**TASK MATERIAL:**

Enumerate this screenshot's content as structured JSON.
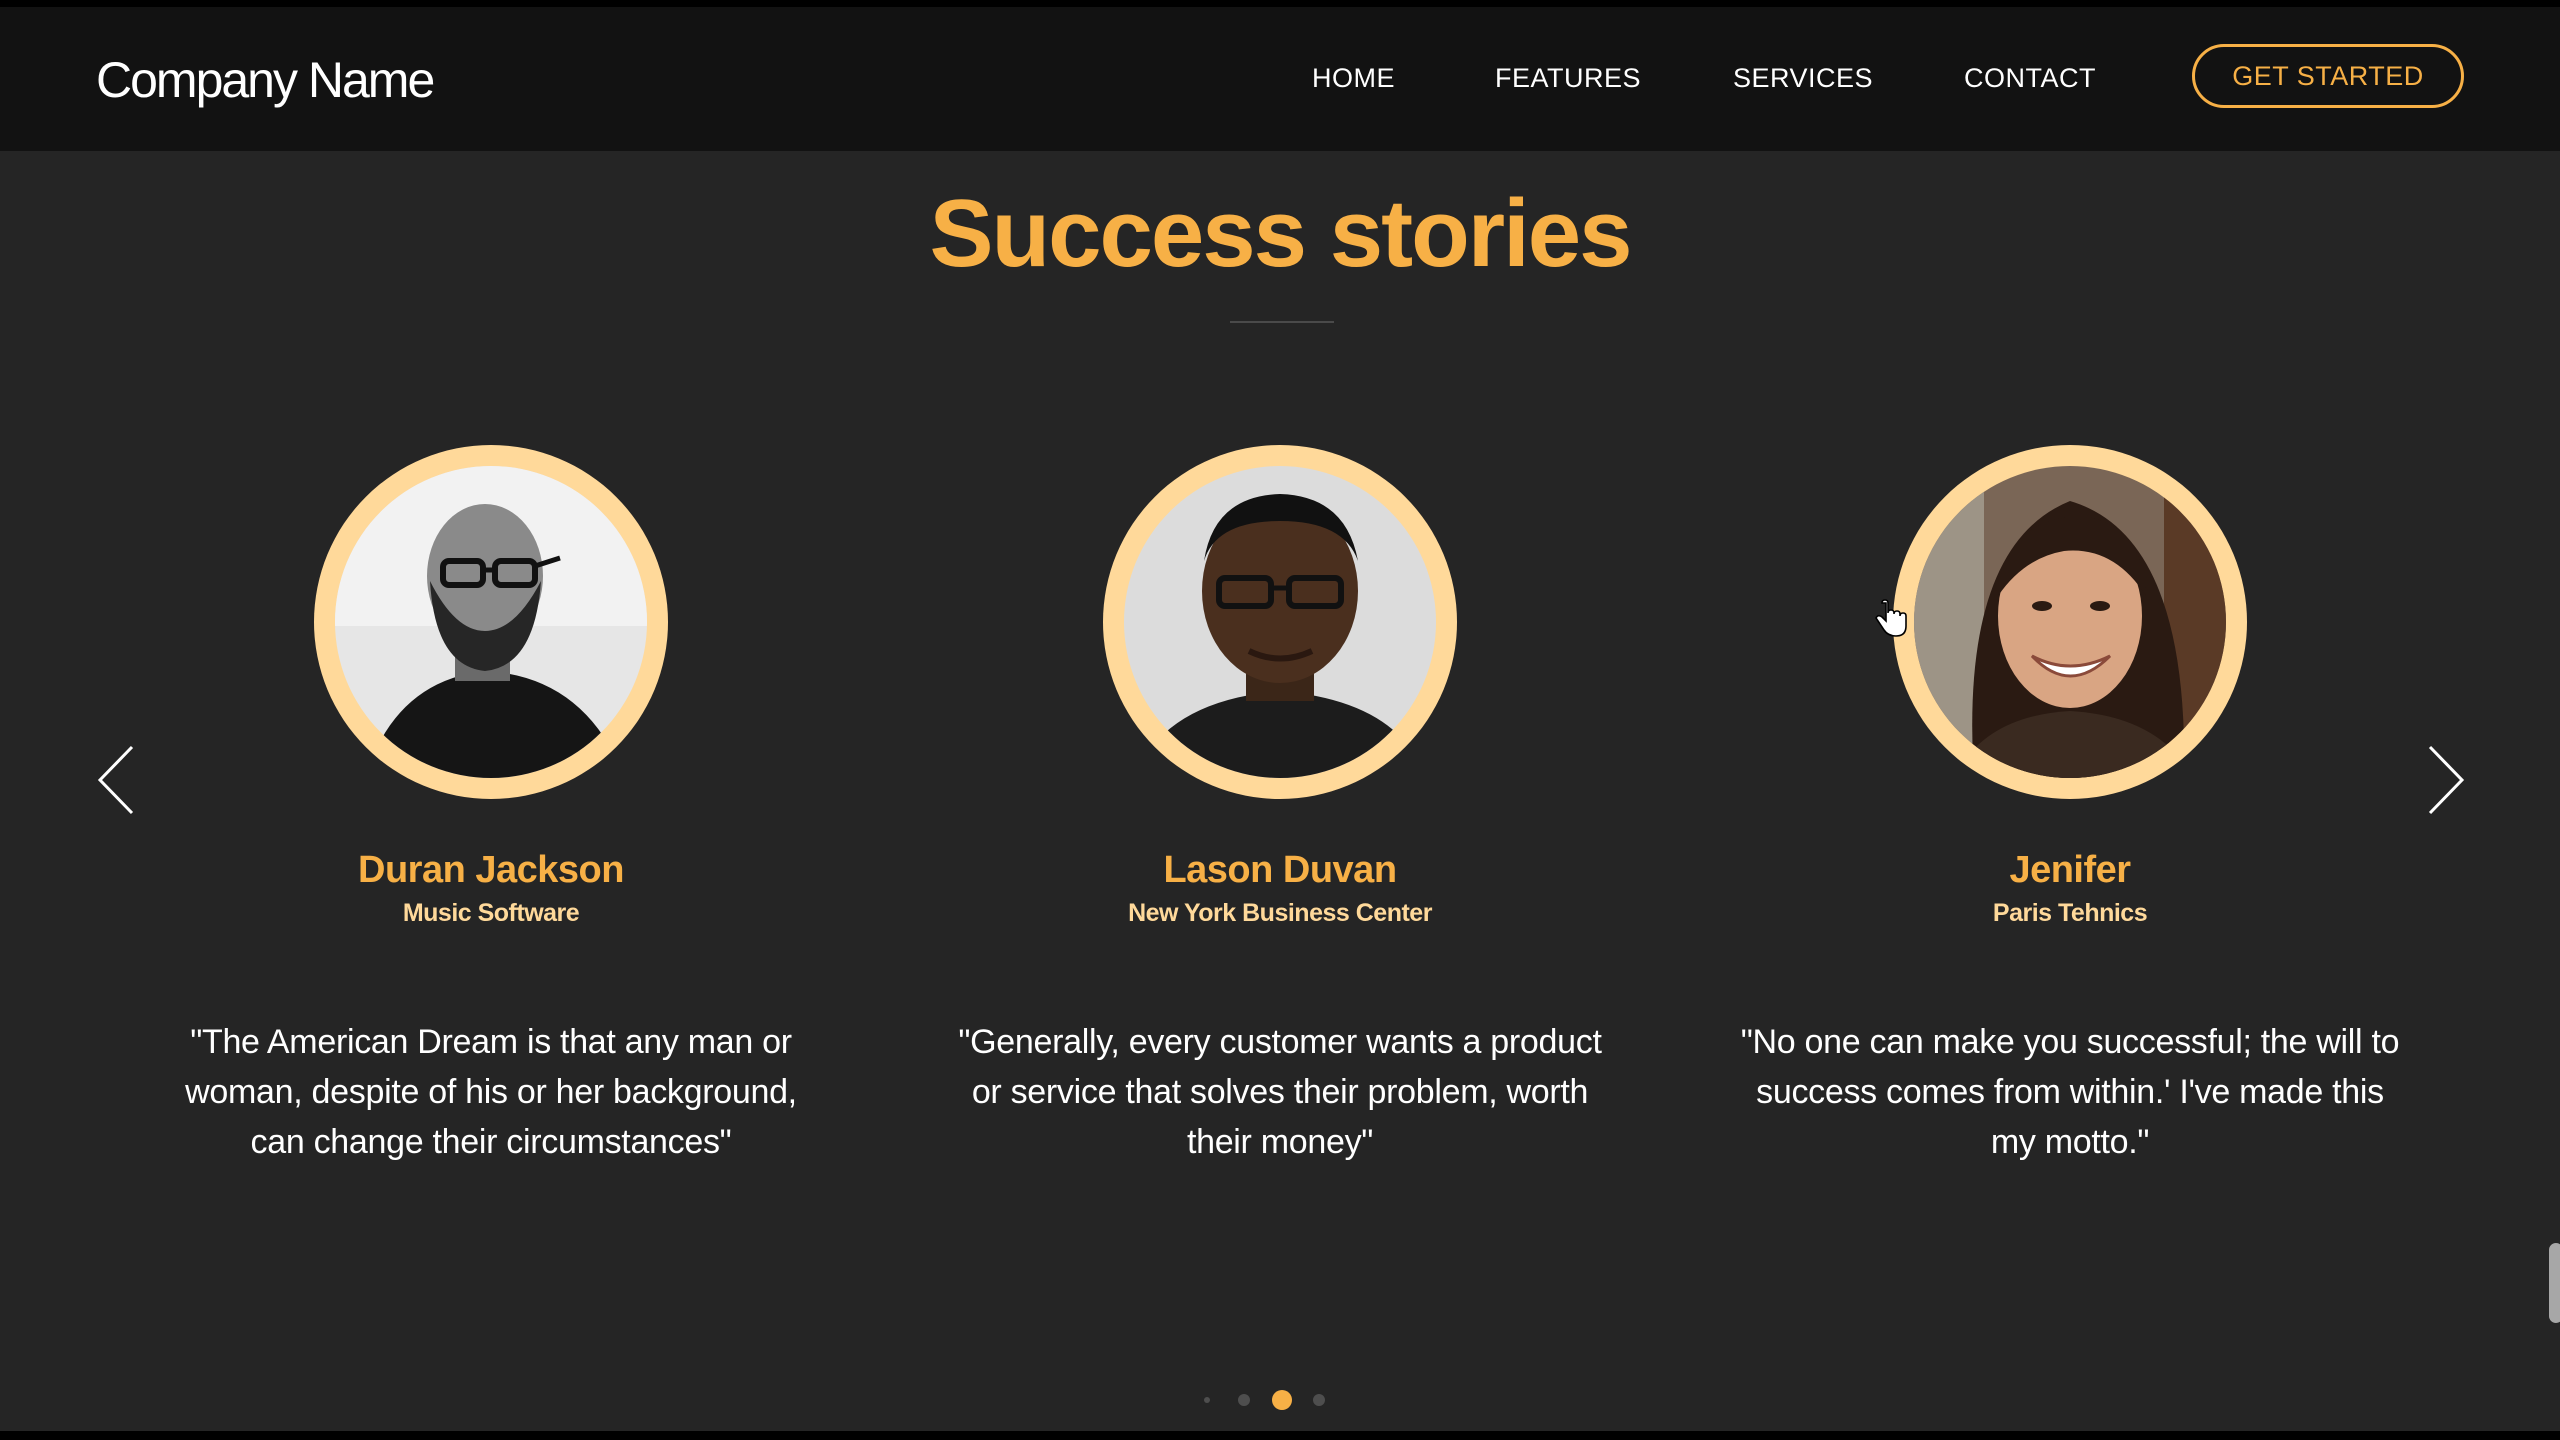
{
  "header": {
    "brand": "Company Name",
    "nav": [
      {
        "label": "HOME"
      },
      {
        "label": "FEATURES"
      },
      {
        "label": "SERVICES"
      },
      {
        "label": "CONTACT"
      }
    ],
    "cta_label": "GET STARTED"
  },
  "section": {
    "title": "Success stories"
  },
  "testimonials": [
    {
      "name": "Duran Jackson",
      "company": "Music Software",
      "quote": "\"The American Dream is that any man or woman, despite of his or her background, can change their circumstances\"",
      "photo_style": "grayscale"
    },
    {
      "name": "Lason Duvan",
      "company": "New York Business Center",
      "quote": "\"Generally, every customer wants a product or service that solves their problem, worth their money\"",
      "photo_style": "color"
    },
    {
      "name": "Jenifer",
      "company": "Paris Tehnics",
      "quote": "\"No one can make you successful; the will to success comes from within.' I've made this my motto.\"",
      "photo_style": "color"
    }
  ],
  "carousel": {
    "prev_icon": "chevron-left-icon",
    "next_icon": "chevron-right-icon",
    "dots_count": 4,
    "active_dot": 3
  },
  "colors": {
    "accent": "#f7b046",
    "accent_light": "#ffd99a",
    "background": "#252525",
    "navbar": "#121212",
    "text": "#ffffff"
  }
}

**WRITTEN TASK:** Write out the full set of lines verbatim, without the pictures.

**TASK OUTPUT:**
Enumerate this screenshot's content as structured JSON.
{
  "header": {
    "brand": "Company Name",
    "nav": [
      {
        "label": "HOME"
      },
      {
        "label": "FEATURES"
      },
      {
        "label": "SERVICES"
      },
      {
        "label": "CONTACT"
      }
    ],
    "cta_label": "GET STARTED"
  },
  "section": {
    "title": "Success stories"
  },
  "testimonials": [
    {
      "name": "Duran Jackson",
      "company": "Music Software",
      "quote": "\"The American Dream is that any man or woman, despite of his or her background, can change their circumstances\"",
      "photo_style": "grayscale"
    },
    {
      "name": "Lason Duvan",
      "company": "New York Business Center",
      "quote": "\"Generally, every customer wants a product or service that solves their problem, worth their money\"",
      "photo_style": "color"
    },
    {
      "name": "Jenifer",
      "company": "Paris Tehnics",
      "quote": "\"No one can make you successful; the will to success comes from within.' I've made this my motto.\"",
      "photo_style": "color"
    }
  ],
  "carousel": {
    "prev_icon": "chevron-left-icon",
    "next_icon": "chevron-right-icon",
    "dots_count": 4,
    "active_dot": 3
  },
  "colors": {
    "accent": "#f7b046",
    "accent_light": "#ffd99a",
    "background": "#252525",
    "navbar": "#121212",
    "text": "#ffffff"
  }
}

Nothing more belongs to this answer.